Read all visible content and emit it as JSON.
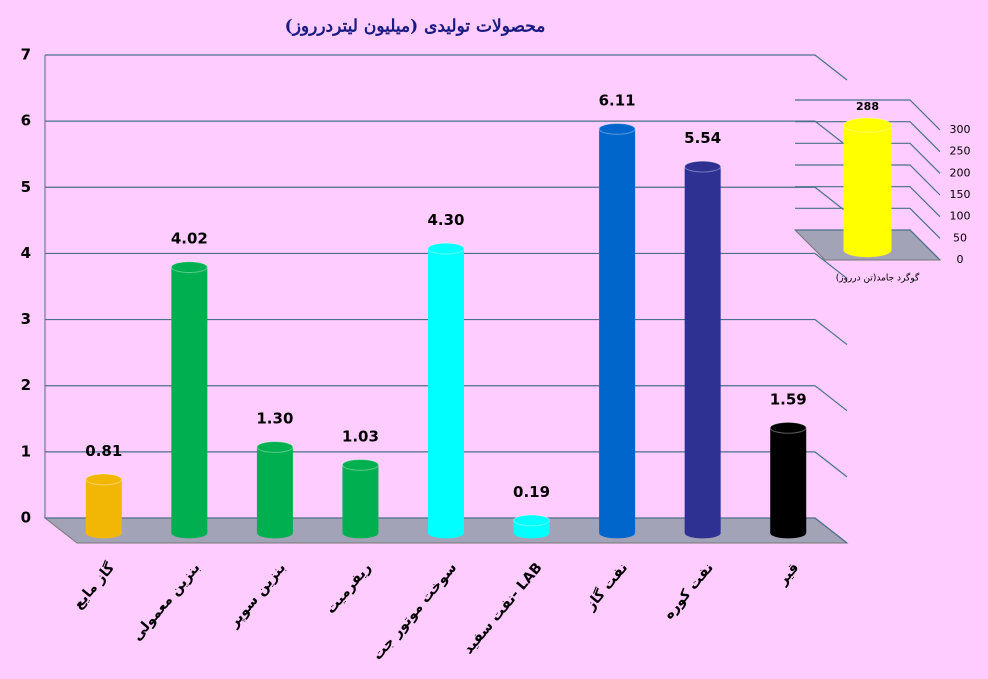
{
  "chart_data": [
    {
      "type": "bar",
      "title": "محصولات تولیدی (میلیون لیتردرروز)",
      "categories": [
        "گاز مایع",
        "بنزین معمولی",
        "بنزین سوپر",
        "ریفرمیت",
        "سوخت موتور جت",
        "نفت سفید- LAB",
        "نفت گاز",
        "نفت کوره",
        "قیر"
      ],
      "values": [
        0.81,
        4.02,
        1.3,
        1.03,
        4.3,
        0.19,
        6.11,
        5.54,
        1.59
      ],
      "value_labels": [
        "0.81",
        "4.02",
        "1.30",
        "1.03",
        "4.30",
        "0.19",
        "6.11",
        "5.54",
        "1.59"
      ],
      "colors": [
        "#f2b705",
        "#00b050",
        "#00b050",
        "#00b050",
        "#00ffff",
        "#00ffff",
        "#0066cc",
        "#2e3192",
        "#000000"
      ],
      "ylim": [
        0,
        7
      ],
      "yticks": [
        0,
        1,
        2,
        3,
        4,
        5,
        6,
        7
      ],
      "grid": true
    },
    {
      "type": "bar",
      "categories": [
        "گوگرد جامد(تن درروز)"
      ],
      "values": [
        288
      ],
      "colors": [
        "#ffff00"
      ],
      "ylim": [
        0,
        300
      ],
      "yticks": [
        0,
        50,
        100,
        150,
        200,
        250,
        300
      ],
      "grid": true
    }
  ]
}
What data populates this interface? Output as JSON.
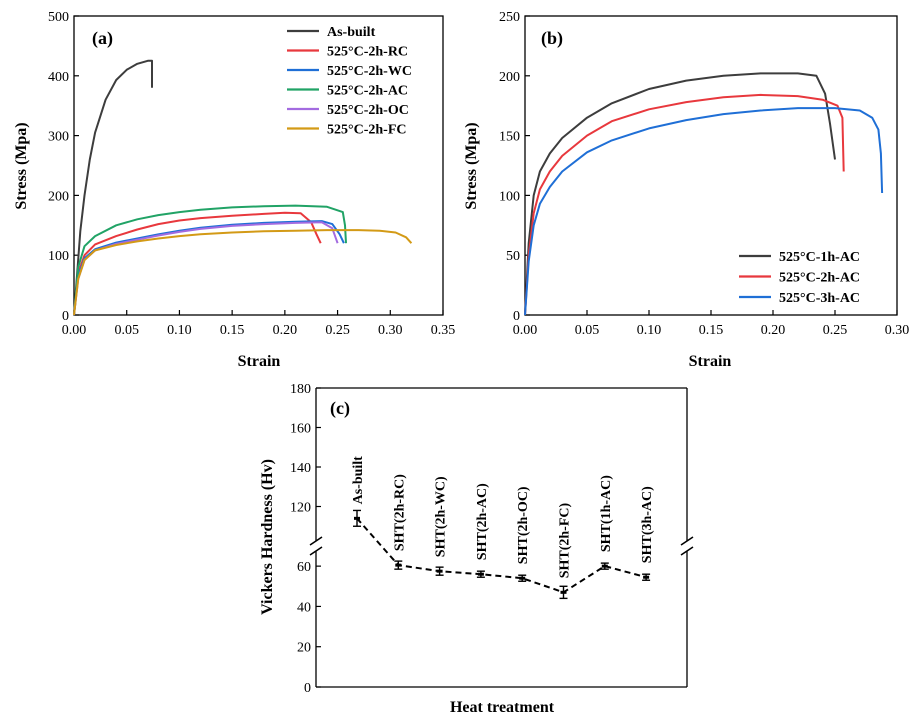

■ ■ ■ ■

## Written exercise
Print all the records again exactly; do not include any picture.

## Solution
Read all visible content and emit it as JSON.
{
  "chart_data": [
    {
      "type": "bar",
      "title": "محصولات تولیدی (میلیون لیتردرروز)",
      "categories": [
        "گاز مایع",
        "بنزین معمولی",
        "بنزین سوپر",
        "ریفرمیت",
        "سوخت موتور جت",
        "نفت سفید- LAB",
        "نفت گاز",
        "نفت کوره",
        "قیر"
      ],
      "values": [
        0.81,
        4.02,
        1.3,
        1.03,
        4.3,
        0.19,
        6.11,
        5.54,
        1.59
      ],
      "value_labels": [
        "0.81",
        "4.02",
        "1.30",
        "1.03",
        "4.30",
        "0.19",
        "6.11",
        "5.54",
        "1.59"
      ],
      "colors": [
        "#f2b705",
        "#00b050",
        "#00b050",
        "#00b050",
        "#00ffff",
        "#00ffff",
        "#0066cc",
        "#2e3192",
        "#000000"
      ],
      "ylim": [
        0,
        7
      ],
      "yticks": [
        0,
        1,
        2,
        3,
        4,
        5,
        6,
        7
      ],
      "grid": true
    },
    {
      "type": "bar",
      "categories": [
        "گوگرد جامد(تن درروز)"
      ],
      "values": [
        288
      ],
      "colors": [
        "#ffff00"
      ],
      "ylim": [
        0,
        300
      ],
      "yticks": [
        0,
        50,
        100,
        150,
        200,
        250,
        300
      ],
      "grid": true
    }
  ]
}
What data populates this interface? Output as JSON.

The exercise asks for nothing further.